Stored data:
[Start]
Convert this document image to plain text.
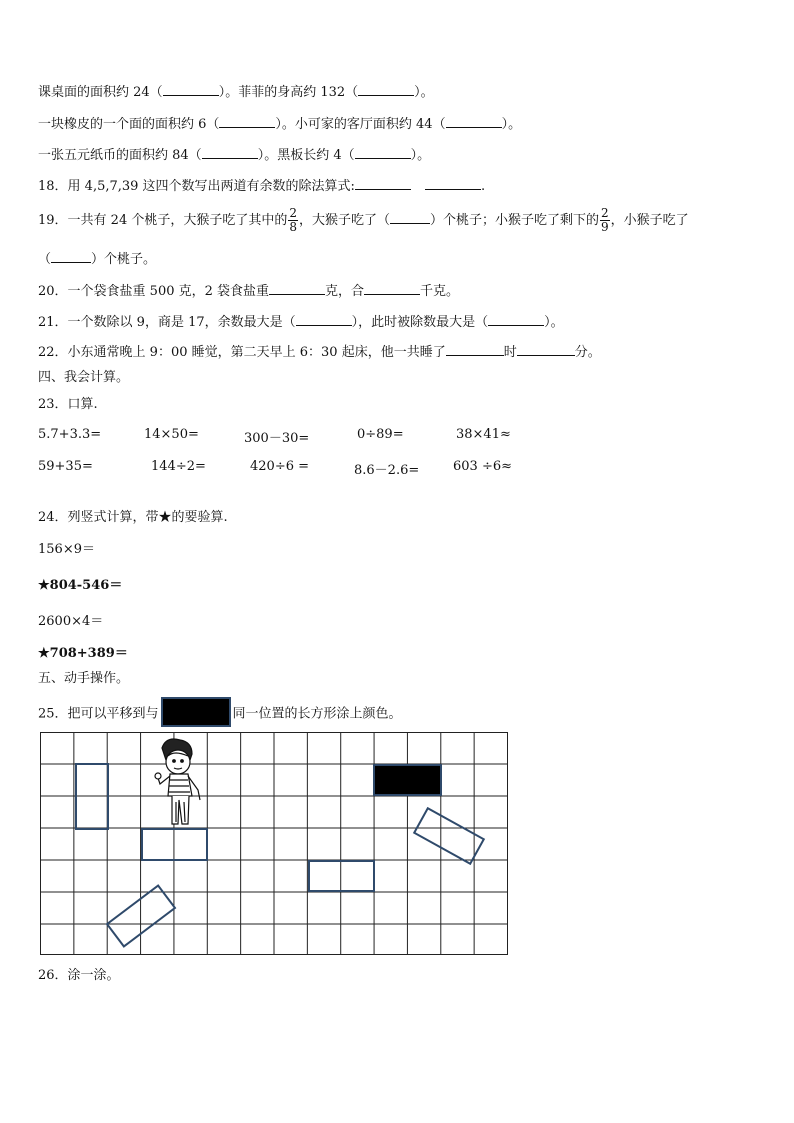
课桌面的面积约 24（	）。菲菲的身高约 132（	）。
一块橡皮的一个面的面积约 6（	）。小可家的客厅面积约 44（	）。
一张五元纸币的面积约 84（	）。黑板长约 4（	）。
18．用 4,5,7,39 这四个数写出两道有余数的除法算式:	.
19．一共有 24 个桃子，大猴子吃了其中的 $\frac{2}{8}$ ，大猴子吃了（	）个桃子；小猴子吃了剩下的 $\frac{2}{9}$ ，小猴子吃了
（	）个桃子。
20．一个袋食盐重 500 克，2 袋食盐重	克，合	千克。
21．一个数除以 9，商是 17，余数最大是（	），此时被除数最大是（	）。
22．小东通常晚上 9：00 睡觉，第二天早上 6：30 起床，他一共睡了	时	分。
四、我会计算。
23．口算.
5.7+3.3=	14×50=	300－30=	0÷89=	38×41≈
59+35=	144÷2=	420÷6 =	8.6－2.6=	603 ÷6≈
24．列竖式计算，带★的要验算.
156×9＝
★804-546＝
2600×4＝
★708+389＝
五、动手操作。
25．把可以平移到与	同一位置的长方形涂上颜色。
26．涂一涂。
[End]
- **Goal**
Pictures in the records above are not copied; print everything else exactly.

- **The result**
Convert this document image to plain text.
课桌面的面积约 24（	）。菲菲的身高约 132（	）。
一块橡皮的一个面的面积约 6（	）。小可家的客厅面积约 44（	）。
一张五元纸币的面积约 84（	）。黑板长约 4（	）。
18．用 4,5,7,39 这四个数写出两道有余数的除法算式:	.
19．一共有 24 个桃子，大猴子吃了其中的 $\frac{2}{8}$ ，大猴子吃了（	）个桃子；小猴子吃了剩下的 $\frac{2}{9}$ ，小猴子吃了
（	）个桃子。
20．一个袋食盐重 500 克，2 袋食盐重	克，合	千克。
21．一个数除以 9，商是 17，余数最大是（	），此时被除数最大是（	）。
22．小东通常晚上 9：00 睡觉，第二天早上 6：30 起床，他一共睡了	时	分。
四、我会计算。
23．口算.
5.7+3.3=	14×50=	300－30=	0÷89=	38×41≈
59+35=	144÷2=	420÷6 =	8.6－2.6=	603 ÷6≈
24．列竖式计算，带★的要验算.
156×9＝
★804-546＝
2600×4＝
★708+389＝
五、动手操作。
25．把可以平移到与	同一位置的长方形涂上颜色。
26．涂一涂。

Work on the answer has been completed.